> **READING PASSAGE**:
★ ★ ★ ★ ★ ★ ★

LedodgyDickinson · 16/11/2007 12:02

It's obviously upsetting you that you've had a disagreement be the bigger person and ring and sort it out. That way it won't drag on and if she wants to sulk then you know you've done your best. Life is too short to let the sun go down on an argument. Yes you find her as annoying as hell sometimes asshe probably does you but as you said you love her loads too and which emotion is stronger and worth holding on to....

misspiggy · 16/11/2007 12:16

Yes, I do PP (maybe it's a porcine thing eh?! ).

We've always had an up and down relationship. I left home at 16 due to this and we've had 3 occasions when we've argued and not spoken for months. This was my choice each time as, even thoughI love her I can honestly say I don't like her sometimes - she can be incredibly vicious. I stopped seeing her because I needed a break from her.

Things were particularly difficult when I was a single parent with the DSs for nearly 5 years before I met DH. My mum used to look after DS2 who was 2 at the time when I worked 3 days a week. We also used to see each other every day that I wasn't working (going shopping, she always came to me for Sunday lunch etc)and really were in each others pockets.

This day in day out contact was just too much - definitely familiarity breeding contempt. I think she felt obligated to me (even though she offered to help with DS in the first place)and I felt in her debt constantly.

We now live an hour and a half away from her and I see her every 4 weeks or so and we speak on the phone a couple of times a week and as a result things between us are still not perfect but much better.

★ ★ ★ ★ ★ ★ ★

> **WHAT TO WORK ON**:
(A) List every short form the forum thread uses for a family member (such as a child or partner), each as it appears.
(B) Resume the forum thread about the mother-and-daughter relationship, starting right after its final sentence.

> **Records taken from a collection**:
★ ★ ★ ★ ★ ★ ★

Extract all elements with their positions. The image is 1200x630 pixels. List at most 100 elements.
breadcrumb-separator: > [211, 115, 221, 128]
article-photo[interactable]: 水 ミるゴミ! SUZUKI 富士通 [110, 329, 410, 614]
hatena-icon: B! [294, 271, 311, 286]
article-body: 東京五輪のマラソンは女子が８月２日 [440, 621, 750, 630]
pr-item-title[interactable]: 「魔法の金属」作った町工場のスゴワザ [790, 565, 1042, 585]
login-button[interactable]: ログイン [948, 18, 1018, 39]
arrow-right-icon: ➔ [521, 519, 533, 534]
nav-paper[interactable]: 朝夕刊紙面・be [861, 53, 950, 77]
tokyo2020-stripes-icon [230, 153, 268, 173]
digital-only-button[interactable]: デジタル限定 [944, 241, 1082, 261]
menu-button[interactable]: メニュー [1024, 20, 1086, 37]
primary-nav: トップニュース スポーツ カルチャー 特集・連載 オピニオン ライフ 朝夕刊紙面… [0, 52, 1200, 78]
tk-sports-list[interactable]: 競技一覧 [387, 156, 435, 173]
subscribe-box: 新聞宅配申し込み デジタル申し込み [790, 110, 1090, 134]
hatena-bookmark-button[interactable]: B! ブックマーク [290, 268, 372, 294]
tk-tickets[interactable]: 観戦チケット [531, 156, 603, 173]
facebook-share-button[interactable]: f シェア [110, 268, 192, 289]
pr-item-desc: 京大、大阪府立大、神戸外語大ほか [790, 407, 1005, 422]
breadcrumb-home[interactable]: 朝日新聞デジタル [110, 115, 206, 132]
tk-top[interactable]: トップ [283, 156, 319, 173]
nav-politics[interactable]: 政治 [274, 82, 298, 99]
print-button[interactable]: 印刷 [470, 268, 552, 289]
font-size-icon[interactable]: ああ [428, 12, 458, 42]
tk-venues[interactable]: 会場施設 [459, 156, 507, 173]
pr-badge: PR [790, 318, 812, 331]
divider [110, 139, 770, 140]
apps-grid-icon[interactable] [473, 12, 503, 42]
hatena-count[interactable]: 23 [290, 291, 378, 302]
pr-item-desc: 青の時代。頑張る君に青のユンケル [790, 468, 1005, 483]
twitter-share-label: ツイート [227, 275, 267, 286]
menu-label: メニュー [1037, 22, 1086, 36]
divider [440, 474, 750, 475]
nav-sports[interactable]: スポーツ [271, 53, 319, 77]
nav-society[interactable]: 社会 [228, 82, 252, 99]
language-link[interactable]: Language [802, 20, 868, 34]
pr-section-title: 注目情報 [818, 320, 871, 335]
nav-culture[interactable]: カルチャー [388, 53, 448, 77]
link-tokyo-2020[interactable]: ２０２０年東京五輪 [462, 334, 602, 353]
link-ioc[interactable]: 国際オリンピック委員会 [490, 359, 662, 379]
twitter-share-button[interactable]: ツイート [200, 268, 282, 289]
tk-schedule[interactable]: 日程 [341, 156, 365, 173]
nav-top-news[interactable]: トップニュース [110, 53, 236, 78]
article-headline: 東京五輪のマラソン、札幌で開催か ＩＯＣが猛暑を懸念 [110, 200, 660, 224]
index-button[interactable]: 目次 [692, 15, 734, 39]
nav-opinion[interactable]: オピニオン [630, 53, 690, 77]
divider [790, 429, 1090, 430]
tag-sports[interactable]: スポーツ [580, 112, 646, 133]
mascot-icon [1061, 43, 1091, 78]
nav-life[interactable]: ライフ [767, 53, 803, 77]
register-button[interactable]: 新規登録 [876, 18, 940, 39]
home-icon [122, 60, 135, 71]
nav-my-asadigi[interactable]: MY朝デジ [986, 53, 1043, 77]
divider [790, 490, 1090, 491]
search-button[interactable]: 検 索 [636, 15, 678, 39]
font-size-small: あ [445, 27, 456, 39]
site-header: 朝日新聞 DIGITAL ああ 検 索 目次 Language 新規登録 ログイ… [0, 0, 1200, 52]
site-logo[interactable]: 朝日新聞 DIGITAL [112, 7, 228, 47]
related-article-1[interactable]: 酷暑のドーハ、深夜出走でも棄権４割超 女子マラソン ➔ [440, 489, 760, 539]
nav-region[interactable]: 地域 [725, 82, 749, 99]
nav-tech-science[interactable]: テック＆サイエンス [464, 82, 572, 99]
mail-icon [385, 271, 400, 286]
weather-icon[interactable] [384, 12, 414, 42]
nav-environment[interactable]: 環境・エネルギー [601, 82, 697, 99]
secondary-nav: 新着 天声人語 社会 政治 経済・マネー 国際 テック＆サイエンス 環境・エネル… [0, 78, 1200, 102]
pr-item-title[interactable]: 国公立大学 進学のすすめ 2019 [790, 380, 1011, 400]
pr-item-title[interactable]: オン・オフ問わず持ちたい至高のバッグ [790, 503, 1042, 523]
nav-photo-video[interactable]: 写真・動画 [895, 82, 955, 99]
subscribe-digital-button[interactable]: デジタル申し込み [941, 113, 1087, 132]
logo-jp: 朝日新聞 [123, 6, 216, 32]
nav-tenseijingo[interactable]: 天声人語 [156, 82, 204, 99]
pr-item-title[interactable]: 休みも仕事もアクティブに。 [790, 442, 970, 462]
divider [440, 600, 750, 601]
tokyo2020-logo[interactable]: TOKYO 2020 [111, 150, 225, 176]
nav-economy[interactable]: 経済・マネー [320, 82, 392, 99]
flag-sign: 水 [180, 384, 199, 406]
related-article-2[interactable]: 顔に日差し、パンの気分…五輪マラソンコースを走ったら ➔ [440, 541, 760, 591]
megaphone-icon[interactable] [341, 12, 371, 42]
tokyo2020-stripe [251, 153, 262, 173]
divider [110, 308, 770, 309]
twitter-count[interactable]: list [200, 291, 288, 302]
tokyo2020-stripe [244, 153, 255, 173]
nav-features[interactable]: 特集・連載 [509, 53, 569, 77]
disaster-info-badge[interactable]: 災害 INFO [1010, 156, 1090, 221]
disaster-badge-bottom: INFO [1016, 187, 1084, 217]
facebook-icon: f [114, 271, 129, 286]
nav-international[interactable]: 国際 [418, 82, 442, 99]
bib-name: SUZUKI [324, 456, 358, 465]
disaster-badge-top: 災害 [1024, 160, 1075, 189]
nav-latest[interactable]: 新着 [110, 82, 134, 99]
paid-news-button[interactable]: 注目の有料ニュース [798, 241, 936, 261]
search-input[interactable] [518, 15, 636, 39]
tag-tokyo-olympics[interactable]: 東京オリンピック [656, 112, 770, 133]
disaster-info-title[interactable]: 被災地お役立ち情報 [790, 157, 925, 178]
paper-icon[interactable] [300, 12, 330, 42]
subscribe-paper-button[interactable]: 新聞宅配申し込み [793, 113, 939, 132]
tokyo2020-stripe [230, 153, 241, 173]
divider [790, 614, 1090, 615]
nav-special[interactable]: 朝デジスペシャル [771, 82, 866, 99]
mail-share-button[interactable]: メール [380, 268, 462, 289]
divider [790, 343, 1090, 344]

★ ★ ★ ★ ★ ★ ★

> **RESULTS BY TASK**:
(A) DSs, DS2, DH, DS

(B)
It is hard when they do a lot to help you but sometimes it is better for both of you to take a step back, maybe cut down on how often you see each other and then it's a pleasant thing when you do get together and the things that irritate you don't seem quite so hard to deal with as you aren't doing so as often as you are now.

piggyporker · 16/11/2007 12:57

Ooh thank goodness, I'm not being ignored and I'm not the only one who feels like this.

My situation is very similar to yours MissPiggy. I'm a single mum with several kids and my mum helps me out a lot. She comes over several times a week to help when I take them to clubs etc and I normally see her at the weekend as well. She comes over to help with the kids, but half the time the kids just seem to be a hindrance.

I have issues with her relationship with ds. Ds can be a bit difficult and I think it really shows in the way she treats him, she is much harder on him than the others. That was how the argument started last night and ds ended up joining in as well.

Mum then said I was disrespectful to her and that I was setting the kids a bad example by shouting at her etc etc. I pointed out that her own kids all had problems and she wasn't that great either.

She then started with the poor me, none of you respect me, I know I get on your nerves etc etc.

She also rings me every day, whether she has something to say or not. It makes me feel claustrophobic. Then I feel guilty because she does help me out, but often not how I would like her to. Half the time I think she wants to be around here so she doesn't have to entertain my (sort of) step dad on her own.

She never seems to have a good word to say about anyone, yet she is far from perfect herself.

God I feel like crap for saying all that, but it's true.

OP posts:
WinkyWinkola · 30/05/2011 20:48

It all sounds really claustrophobic and too much. She's judging your parenting without being asked, you needing her help but wanting some more space etc.

Is there anyway you could organise for alternative childcare when you need it instead of your mum?

It sounds to me like she's not really bothering to make a life of her own for herself independent of you.

I couldn't bear it. I'd argue with anyone that I saw that much.